=== Aim of the task ===
Note each line where "navgem" appears, and copy it.

>> START Task data

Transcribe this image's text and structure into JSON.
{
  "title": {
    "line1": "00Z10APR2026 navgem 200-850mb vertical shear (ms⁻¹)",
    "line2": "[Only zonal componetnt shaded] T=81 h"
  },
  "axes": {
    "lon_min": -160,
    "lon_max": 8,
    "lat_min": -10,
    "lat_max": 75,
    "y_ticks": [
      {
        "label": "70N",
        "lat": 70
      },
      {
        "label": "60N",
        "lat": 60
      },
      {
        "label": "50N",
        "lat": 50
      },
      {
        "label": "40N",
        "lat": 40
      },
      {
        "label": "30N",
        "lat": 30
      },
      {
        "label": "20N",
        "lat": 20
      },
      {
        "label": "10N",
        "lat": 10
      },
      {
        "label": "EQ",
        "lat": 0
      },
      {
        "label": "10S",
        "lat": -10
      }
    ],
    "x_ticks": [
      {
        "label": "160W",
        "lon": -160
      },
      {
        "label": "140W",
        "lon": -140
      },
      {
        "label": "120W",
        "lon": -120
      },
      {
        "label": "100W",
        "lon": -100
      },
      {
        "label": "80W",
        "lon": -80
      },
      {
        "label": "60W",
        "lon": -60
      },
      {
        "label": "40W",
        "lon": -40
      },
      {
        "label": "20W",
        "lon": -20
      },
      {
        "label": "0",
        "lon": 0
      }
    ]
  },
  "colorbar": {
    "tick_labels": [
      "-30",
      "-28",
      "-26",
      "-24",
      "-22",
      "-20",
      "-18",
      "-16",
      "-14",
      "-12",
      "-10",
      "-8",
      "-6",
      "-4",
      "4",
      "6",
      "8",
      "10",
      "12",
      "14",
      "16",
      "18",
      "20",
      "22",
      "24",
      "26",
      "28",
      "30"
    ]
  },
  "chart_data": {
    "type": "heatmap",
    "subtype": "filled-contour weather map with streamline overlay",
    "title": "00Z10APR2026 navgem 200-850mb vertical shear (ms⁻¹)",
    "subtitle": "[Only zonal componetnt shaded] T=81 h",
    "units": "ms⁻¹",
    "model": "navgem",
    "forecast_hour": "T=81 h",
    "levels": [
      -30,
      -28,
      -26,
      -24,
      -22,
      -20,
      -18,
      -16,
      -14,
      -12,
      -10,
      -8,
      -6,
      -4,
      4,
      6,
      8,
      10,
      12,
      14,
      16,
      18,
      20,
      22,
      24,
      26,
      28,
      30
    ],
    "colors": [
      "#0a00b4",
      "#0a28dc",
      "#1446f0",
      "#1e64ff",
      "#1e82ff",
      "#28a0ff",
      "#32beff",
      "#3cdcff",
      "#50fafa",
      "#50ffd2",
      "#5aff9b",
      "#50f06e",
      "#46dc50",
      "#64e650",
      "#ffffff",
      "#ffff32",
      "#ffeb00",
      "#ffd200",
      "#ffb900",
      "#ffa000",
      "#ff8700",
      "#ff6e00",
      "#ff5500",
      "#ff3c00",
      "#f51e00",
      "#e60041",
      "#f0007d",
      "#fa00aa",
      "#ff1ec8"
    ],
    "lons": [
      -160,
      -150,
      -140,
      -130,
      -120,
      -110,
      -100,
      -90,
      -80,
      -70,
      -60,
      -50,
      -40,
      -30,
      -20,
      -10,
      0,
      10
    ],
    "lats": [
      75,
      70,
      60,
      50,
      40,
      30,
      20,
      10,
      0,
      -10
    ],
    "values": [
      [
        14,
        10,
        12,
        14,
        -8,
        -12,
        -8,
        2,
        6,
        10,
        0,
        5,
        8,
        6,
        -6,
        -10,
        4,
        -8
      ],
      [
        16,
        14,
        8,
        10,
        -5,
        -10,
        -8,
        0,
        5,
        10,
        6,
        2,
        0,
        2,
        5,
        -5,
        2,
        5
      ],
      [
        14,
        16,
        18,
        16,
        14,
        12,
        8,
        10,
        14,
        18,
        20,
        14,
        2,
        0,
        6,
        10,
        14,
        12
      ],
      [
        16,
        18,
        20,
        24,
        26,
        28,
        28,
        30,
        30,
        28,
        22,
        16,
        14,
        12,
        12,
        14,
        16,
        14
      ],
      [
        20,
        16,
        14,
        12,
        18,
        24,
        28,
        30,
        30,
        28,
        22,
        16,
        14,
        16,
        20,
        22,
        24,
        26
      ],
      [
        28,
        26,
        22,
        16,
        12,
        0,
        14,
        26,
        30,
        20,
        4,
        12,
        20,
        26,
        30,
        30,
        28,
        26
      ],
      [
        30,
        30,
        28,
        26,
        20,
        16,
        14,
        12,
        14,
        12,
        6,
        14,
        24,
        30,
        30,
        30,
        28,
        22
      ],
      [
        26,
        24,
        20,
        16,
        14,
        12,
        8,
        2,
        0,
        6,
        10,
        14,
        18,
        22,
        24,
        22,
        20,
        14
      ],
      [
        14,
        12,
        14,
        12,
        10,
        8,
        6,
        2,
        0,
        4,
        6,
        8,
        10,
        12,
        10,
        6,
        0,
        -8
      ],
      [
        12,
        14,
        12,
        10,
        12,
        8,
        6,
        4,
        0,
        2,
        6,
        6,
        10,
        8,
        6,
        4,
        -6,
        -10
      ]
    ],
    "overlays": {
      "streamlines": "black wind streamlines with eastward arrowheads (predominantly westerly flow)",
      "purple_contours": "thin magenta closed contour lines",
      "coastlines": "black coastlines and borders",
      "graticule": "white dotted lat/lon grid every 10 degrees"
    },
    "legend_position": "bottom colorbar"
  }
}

>> END Task data

=== Exercise output ===
    "line1": "00Z10APR2026 navgem 200-850mb vertical shear (ms⁻¹)",
    "title": "00Z10APR2026 navgem 200-850mb vertical shear (ms⁻¹)",
    "model": "navgem",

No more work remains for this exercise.